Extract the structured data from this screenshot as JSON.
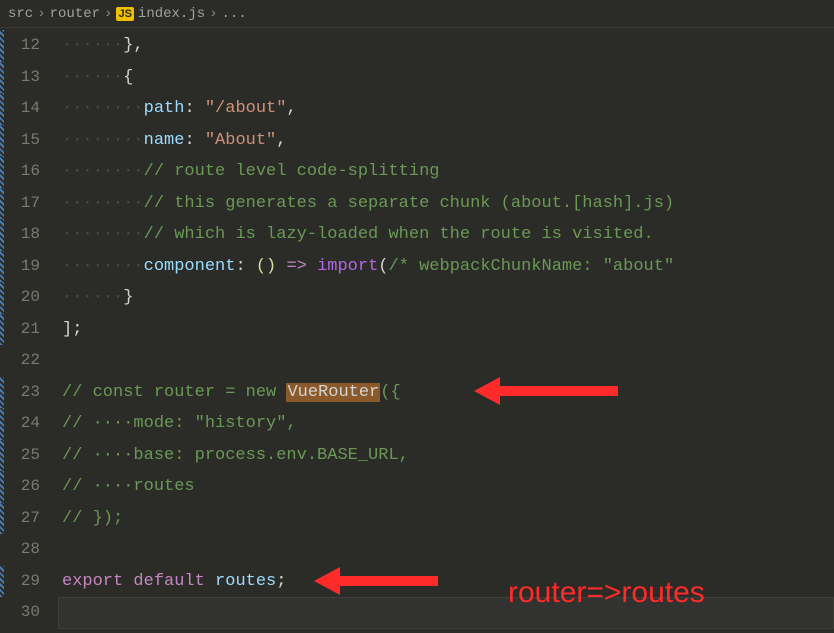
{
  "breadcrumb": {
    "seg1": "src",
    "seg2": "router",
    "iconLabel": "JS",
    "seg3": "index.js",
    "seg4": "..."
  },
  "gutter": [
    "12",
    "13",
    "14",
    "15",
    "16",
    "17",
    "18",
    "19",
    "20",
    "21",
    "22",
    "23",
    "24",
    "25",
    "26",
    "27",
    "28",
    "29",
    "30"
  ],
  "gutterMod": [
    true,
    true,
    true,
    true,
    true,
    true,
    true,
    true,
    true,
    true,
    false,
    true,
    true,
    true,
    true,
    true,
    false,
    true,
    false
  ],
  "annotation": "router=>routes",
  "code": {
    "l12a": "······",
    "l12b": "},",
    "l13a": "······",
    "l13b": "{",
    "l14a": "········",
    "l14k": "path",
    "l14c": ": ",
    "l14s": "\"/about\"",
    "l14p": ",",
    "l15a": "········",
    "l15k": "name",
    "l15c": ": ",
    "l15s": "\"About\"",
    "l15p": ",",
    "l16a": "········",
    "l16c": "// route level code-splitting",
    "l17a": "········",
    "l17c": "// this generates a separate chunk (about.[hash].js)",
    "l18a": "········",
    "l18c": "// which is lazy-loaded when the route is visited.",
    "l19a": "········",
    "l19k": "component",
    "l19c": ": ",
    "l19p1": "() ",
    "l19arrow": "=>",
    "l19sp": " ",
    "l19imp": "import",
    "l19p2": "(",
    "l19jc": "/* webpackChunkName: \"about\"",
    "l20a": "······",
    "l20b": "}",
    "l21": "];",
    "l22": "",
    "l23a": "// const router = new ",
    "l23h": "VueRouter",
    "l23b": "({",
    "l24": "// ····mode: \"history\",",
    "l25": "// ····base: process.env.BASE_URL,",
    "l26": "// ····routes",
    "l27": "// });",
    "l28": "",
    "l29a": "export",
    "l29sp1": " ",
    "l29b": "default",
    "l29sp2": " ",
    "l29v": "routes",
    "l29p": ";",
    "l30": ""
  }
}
————————
Task brief: Set down all the entries exactly as they appear, but skip any pictures.

Response below:
Extract the structured data from this screenshot as JSON.
{
  "breadcrumb": {
    "seg1": "src",
    "seg2": "router",
    "iconLabel": "JS",
    "seg3": "index.js",
    "seg4": "..."
  },
  "gutter": [
    "12",
    "13",
    "14",
    "15",
    "16",
    "17",
    "18",
    "19",
    "20",
    "21",
    "22",
    "23",
    "24",
    "25",
    "26",
    "27",
    "28",
    "29",
    "30"
  ],
  "gutterMod": [
    true,
    true,
    true,
    true,
    true,
    true,
    true,
    true,
    true,
    true,
    false,
    true,
    true,
    true,
    true,
    true,
    false,
    true,
    false
  ],
  "annotation": "router=>routes",
  "code": {
    "l12a": "······",
    "l12b": "},",
    "l13a": "······",
    "l13b": "{",
    "l14a": "········",
    "l14k": "path",
    "l14c": ": ",
    "l14s": "\"/about\"",
    "l14p": ",",
    "l15a": "········",
    "l15k": "name",
    "l15c": ": ",
    "l15s": "\"About\"",
    "l15p": ",",
    "l16a": "········",
    "l16c": "// route level code-splitting",
    "l17a": "········",
    "l17c": "// this generates a separate chunk (about.[hash].js)",
    "l18a": "········",
    "l18c": "// which is lazy-loaded when the route is visited.",
    "l19a": "········",
    "l19k": "component",
    "l19c": ": ",
    "l19p1": "() ",
    "l19arrow": "=>",
    "l19sp": " ",
    "l19imp": "import",
    "l19p2": "(",
    "l19jc": "/* webpackChunkName: \"about\"",
    "l20a": "······",
    "l20b": "}",
    "l21": "];",
    "l22": "",
    "l23a": "// const router = new ",
    "l23h": "VueRouter",
    "l23b": "({",
    "l24": "// ····mode: \"history\",",
    "l25": "// ····base: process.env.BASE_URL,",
    "l26": "// ····routes",
    "l27": "// });",
    "l28": "",
    "l29a": "export",
    "l29sp1": " ",
    "l29b": "default",
    "l29sp2": " ",
    "l29v": "routes",
    "l29p": ";",
    "l30": ""
  }
}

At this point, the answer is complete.